JOB -
From the entries below, please gather each line containing the string "output".

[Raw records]

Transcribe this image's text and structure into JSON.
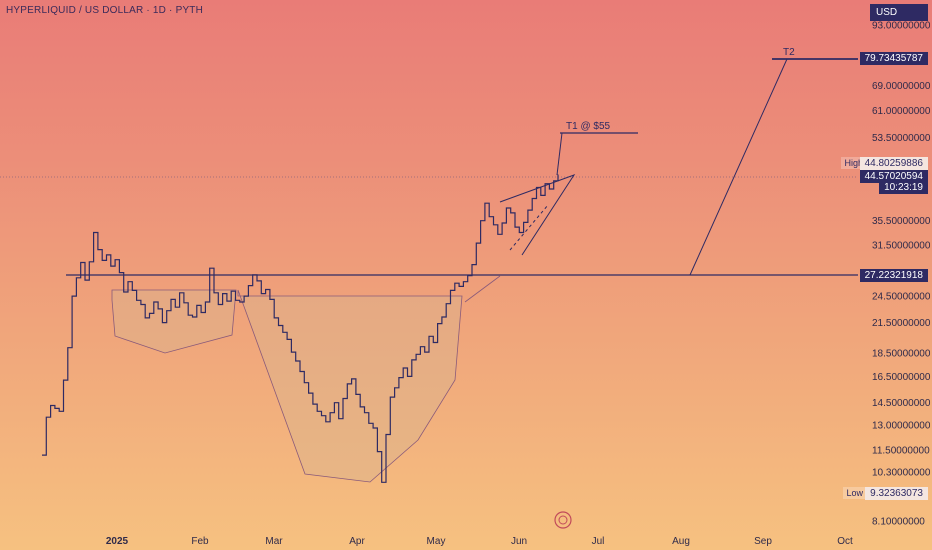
{
  "header": {
    "title": "HYPERLIQUID / US DOLLAR · 1D · PYTH"
  },
  "axis": {
    "currency": "USD"
  },
  "price_axis_ticks": [
    "93.00000000",
    "79.73435787",
    "69.00000000",
    "61.00000000",
    "53.50000000",
    "44.80259886",
    "35.50000000",
    "31.50000000",
    "27.22321918",
    "24.50000000",
    "21.50000000",
    "18.50000000",
    "16.50000000",
    "14.50000000",
    "13.00000000",
    "11.50000000",
    "10.30000000",
    "9.32363073",
    "8.10000000"
  ],
  "price_tags": {
    "t2": "79.73435787",
    "high": "44.80259886",
    "current": "44.57020594",
    "countdown": "10:23:19",
    "neckline": "27.22321918",
    "low": "9.32363073"
  },
  "side_labels": {
    "high": "High",
    "low": "Low"
  },
  "annotations": {
    "t1": "T1 @ $55",
    "t2": "T2"
  },
  "x_axis": [
    "2025",
    "Feb",
    "Mar",
    "Apr",
    "May",
    "Jun",
    "Jul",
    "Aug",
    "Sep",
    "Oct"
  ],
  "colors": {
    "line": "#2e2a63",
    "fill": "#d9b38f",
    "bg_top": "#e97c77",
    "bg_bottom": "#f6c180"
  },
  "chart_data": {
    "type": "line",
    "series": [
      {
        "values": [
          11.2,
          13.5,
          14.3,
          14.1,
          13.9,
          16.2,
          19.0,
          24.5,
          26.8,
          28.9,
          26.5,
          29.0,
          33.5,
          30.8,
          29.2,
          30.0,
          28.4,
          29.3,
          27.5,
          25.0,
          26.3,
          25.2,
          24.0,
          23.5,
          22.0,
          22.5,
          23.8,
          23.0,
          21.5,
          22.8,
          24.1,
          23.2,
          24.9,
          23.7,
          22.3,
          22.1,
          23.4,
          22.6,
          23.8,
          28.1,
          24.9,
          23.5,
          24.8,
          23.9,
          25.1,
          24.0,
          23.8,
          24.5,
          25.8,
          27.2,
          26.4,
          24.8,
          25.3,
          24.1,
          22.0,
          21.2,
          20.5,
          19.8,
          18.6,
          17.8,
          16.9,
          16.0,
          15.2,
          14.4,
          13.9,
          13.6,
          13.2,
          13.8,
          14.5,
          13.4,
          14.8,
          15.9,
          16.3,
          15.1,
          14.2,
          13.8,
          13.1,
          12.8,
          11.4,
          9.8,
          12.4,
          14.9,
          15.6,
          16.4,
          17.2,
          16.5,
          17.9,
          18.4,
          19.1,
          18.6,
          20.1,
          19.5,
          21.4,
          22.1,
          23.6,
          25.2,
          26.1,
          25.7,
          26.3,
          27.1,
          28.6,
          31.8,
          35.5,
          38.7,
          36.2,
          34.8,
          33.2,
          35.1,
          37.8,
          36.9,
          34.4,
          33.5,
          35.2,
          37.4,
          39.6,
          41.8,
          40.2,
          42.6,
          41.5,
          43.2,
          44.57
        ]
      }
    ],
    "ylim": [
      8.1,
      93
    ],
    "scale": "log",
    "x_ticks": [
      "2025",
      "Feb",
      "Mar",
      "Apr",
      "May",
      "Jun",
      "Jul",
      "Aug",
      "Sep",
      "Oct"
    ],
    "annotations": [
      "T1 @ $55",
      "T2"
    ],
    "levels": {
      "neckline": 27.22321918,
      "t1": 55,
      "t2": 79.73435787,
      "high": 44.80259886,
      "low": 9.32363073
    }
  }
}
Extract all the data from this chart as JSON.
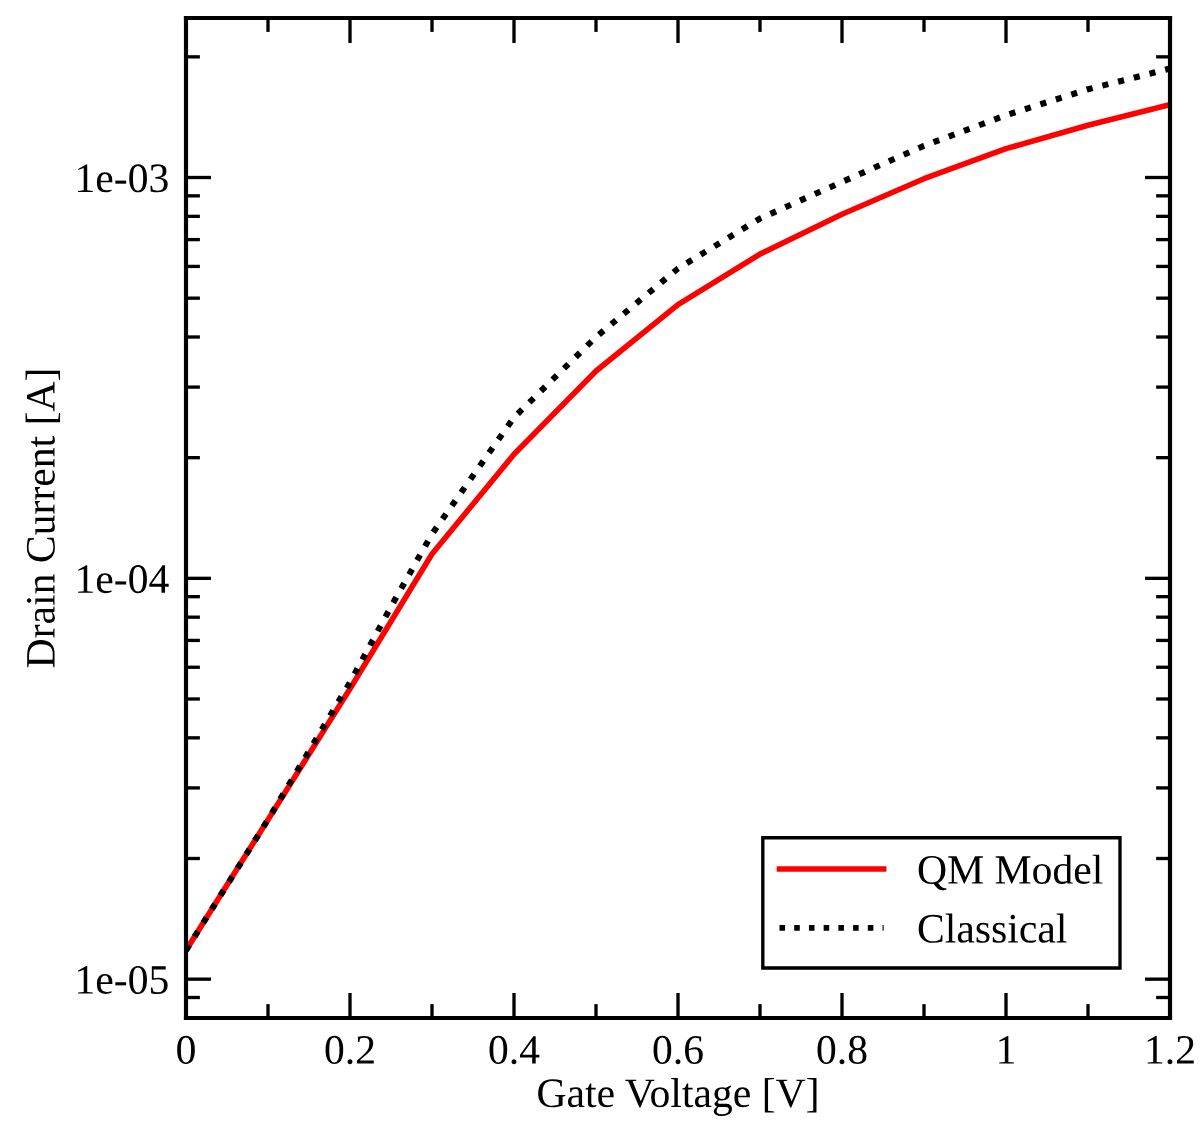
{
  "chart_data": {
    "type": "line",
    "xlabel": "Gate Voltage [V]",
    "ylabel": "Drain Current [A]",
    "log": "y",
    "legend": "bottom right",
    "grid": false,
    "xlim": [
      0,
      1.2
    ],
    "xticks": [
      0,
      0.2,
      0.4,
      0.6,
      0.8,
      1,
      1.2
    ],
    "ylim": [
      8e-06,
      0.0025
    ],
    "yticks": [
      {
        "value": 1e-05,
        "label": "1e-05"
      },
      {
        "value": 0.0001,
        "label": "1e-04"
      },
      {
        "value": 0.001,
        "label": "1e-03"
      }
    ],
    "series": [
      {
        "name": "QM Model",
        "color": "#ff0000",
        "line_style": "solid",
        "x": [
          0,
          0.1,
          0.2,
          0.3,
          0.4,
          0.5,
          0.6,
          0.7,
          0.8,
          0.9,
          1.0,
          1.1,
          1.2
        ],
        "values": [
          1.18e-05,
          2.5e-05,
          5.3e-05,
          0.000115,
          0.000204,
          0.000329,
          0.000482,
          0.000644,
          0.00081,
          0.000993,
          0.00118,
          0.00135,
          0.00152
        ]
      },
      {
        "name": "Classical",
        "color": "#000000",
        "line_style": "dotted",
        "x": [
          0,
          0.1,
          0.2,
          0.25,
          0.3,
          0.4,
          0.5,
          0.6,
          0.7,
          0.8,
          0.9,
          1.0,
          1.1,
          1.2
        ],
        "values": [
          1.18e-05,
          2.5e-05,
          5.5e-05,
          8.5e-05,
          0.000129,
          0.000252,
          0.0004,
          0.000593,
          0.00079,
          0.000975,
          0.0012,
          0.00143,
          0.00166,
          0.00187
        ]
      }
    ]
  }
}
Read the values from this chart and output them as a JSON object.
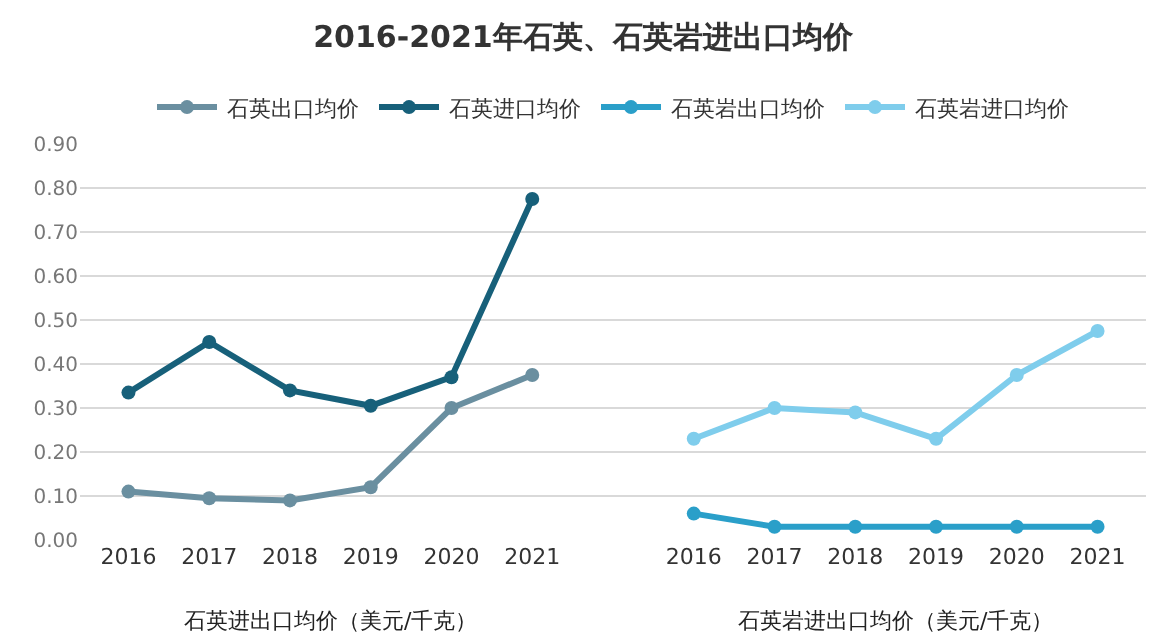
{
  "chart_data": {
    "type": "line",
    "title": "2016-2021年石英、石英岩进出口均价",
    "categories": [
      "2016",
      "2017",
      "2018",
      "2019",
      "2020",
      "2021",
      null,
      "2016",
      "2017",
      "2018",
      "2019",
      "2020",
      "2021"
    ],
    "series": [
      {
        "name": "石英出口均价",
        "color": "#6a8fa0",
        "values": [
          0.11,
          0.095,
          0.09,
          0.12,
          0.3,
          0.375,
          null,
          null,
          null,
          null,
          null,
          null,
          null
        ]
      },
      {
        "name": "石英进口均价",
        "color": "#17607a",
        "values": [
          0.335,
          0.45,
          0.34,
          0.305,
          0.37,
          0.775,
          null,
          null,
          null,
          null,
          null,
          null,
          null
        ]
      },
      {
        "name": "石英岩出口均价",
        "color": "#2a9fc9",
        "values": [
          null,
          null,
          null,
          null,
          null,
          null,
          null,
          0.06,
          0.03,
          0.03,
          0.03,
          0.03,
          0.03
        ]
      },
      {
        "name": "石英岩进口均价",
        "color": "#7fcdec",
        "values": [
          null,
          null,
          null,
          null,
          null,
          null,
          null,
          0.23,
          0.3,
          0.29,
          0.23,
          0.375,
          0.475
        ]
      }
    ],
    "ylim": [
      0,
      0.9
    ],
    "yticks": [
      {
        "value": 0,
        "label": "0.00"
      },
      {
        "value": 0.1,
        "label": "0.10"
      },
      {
        "value": 0.2,
        "label": "0.20"
      },
      {
        "value": 0.3,
        "label": "0.30"
      },
      {
        "value": 0.4,
        "label": "0.40"
      },
      {
        "value": 0.5,
        "label": "0.50"
      },
      {
        "value": 0.6,
        "label": "0.60"
      },
      {
        "value": 0.7,
        "label": "0.70"
      },
      {
        "value": 0.8,
        "label": "0.80"
      },
      {
        "value": 0.9,
        "label": "0.90"
      }
    ],
    "annotations": [
      "石英进出口均价（美元/千克）",
      "石英岩进出口均价（美元/千克）"
    ],
    "grid": "y",
    "legend": "top",
    "marker": "circle",
    "line_style": "solid"
  }
}
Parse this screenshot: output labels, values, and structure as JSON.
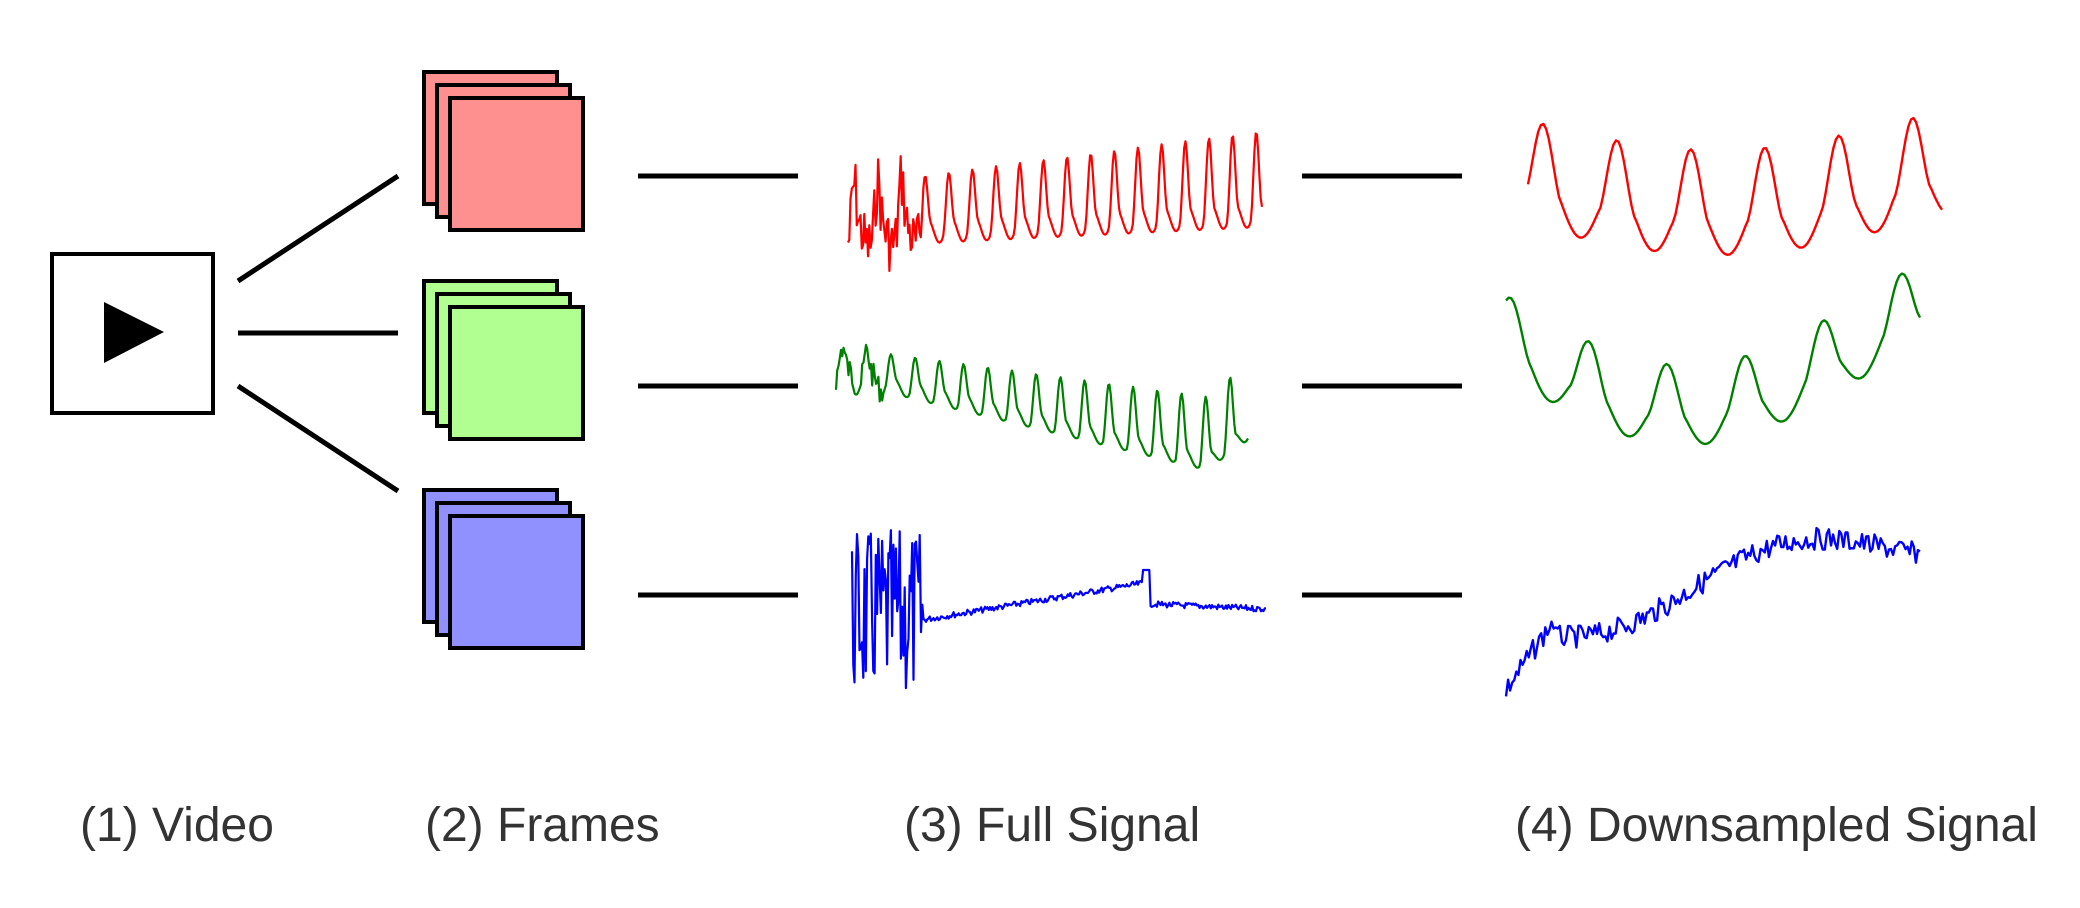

WRITTEN SOLUTION -
Read the values from this chart and output them as a JSON object.
Parse this screenshot: output labels, values, and structure as JSON.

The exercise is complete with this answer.